Information given:
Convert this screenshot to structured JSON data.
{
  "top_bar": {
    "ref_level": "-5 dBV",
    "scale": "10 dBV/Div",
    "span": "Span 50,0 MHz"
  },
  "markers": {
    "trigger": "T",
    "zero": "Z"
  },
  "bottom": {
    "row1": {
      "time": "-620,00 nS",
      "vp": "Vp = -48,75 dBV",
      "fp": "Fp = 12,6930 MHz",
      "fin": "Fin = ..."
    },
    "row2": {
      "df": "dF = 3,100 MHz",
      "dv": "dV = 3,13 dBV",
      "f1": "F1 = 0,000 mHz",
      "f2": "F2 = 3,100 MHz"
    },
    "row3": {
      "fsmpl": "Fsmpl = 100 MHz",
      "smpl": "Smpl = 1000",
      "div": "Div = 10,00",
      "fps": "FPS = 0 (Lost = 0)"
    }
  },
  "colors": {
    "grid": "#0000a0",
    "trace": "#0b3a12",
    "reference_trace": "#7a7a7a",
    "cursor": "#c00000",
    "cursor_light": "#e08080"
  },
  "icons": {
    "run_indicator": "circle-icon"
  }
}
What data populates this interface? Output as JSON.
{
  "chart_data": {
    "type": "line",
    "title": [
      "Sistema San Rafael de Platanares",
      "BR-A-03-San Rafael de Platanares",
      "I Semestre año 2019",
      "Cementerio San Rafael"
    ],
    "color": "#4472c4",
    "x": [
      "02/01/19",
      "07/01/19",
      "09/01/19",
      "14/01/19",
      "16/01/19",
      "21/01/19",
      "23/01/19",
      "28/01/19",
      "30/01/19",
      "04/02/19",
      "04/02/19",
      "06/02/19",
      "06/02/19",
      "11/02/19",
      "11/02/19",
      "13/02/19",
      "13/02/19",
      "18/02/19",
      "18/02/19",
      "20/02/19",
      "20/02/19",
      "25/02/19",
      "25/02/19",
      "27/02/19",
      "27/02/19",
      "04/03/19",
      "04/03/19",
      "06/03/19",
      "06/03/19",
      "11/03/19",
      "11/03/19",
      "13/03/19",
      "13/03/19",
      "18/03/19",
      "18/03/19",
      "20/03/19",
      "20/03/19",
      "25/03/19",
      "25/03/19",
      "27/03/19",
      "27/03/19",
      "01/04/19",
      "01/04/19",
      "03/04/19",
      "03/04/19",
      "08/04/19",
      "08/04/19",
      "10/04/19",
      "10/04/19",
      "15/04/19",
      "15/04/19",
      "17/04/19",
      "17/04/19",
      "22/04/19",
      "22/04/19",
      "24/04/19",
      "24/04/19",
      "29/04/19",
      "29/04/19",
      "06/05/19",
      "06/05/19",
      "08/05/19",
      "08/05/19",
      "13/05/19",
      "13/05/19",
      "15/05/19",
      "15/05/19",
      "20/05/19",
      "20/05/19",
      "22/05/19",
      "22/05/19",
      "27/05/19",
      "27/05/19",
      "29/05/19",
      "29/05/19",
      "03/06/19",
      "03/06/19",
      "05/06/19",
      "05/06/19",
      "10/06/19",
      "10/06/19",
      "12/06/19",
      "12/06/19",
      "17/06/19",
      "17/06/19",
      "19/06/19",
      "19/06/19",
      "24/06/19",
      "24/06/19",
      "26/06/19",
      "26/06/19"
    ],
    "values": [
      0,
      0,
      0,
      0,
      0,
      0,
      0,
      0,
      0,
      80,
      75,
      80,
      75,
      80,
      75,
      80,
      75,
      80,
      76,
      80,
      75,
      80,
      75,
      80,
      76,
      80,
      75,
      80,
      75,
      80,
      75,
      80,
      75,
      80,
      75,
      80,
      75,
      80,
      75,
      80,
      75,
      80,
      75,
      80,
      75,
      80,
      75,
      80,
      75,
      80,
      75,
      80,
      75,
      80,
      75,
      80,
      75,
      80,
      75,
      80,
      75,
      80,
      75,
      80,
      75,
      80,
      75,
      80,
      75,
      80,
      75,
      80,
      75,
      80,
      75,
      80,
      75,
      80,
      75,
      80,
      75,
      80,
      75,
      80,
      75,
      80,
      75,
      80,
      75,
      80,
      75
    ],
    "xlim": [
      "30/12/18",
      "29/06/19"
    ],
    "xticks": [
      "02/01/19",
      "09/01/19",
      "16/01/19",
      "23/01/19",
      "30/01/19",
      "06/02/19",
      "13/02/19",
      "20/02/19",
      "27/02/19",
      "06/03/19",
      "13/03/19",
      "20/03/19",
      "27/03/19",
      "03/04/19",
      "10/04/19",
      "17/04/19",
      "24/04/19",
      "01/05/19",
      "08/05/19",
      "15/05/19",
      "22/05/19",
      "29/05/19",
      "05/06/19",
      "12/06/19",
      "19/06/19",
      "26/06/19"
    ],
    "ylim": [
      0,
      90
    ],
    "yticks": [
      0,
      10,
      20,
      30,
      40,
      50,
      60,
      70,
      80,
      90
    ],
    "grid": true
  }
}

Exercise: Your task is to gather all lines from the entries above that hold the word "JSON".

Solution to this problem:
Convert this screenshot to structured JSON data.
What data populates this interface? Output as JSON.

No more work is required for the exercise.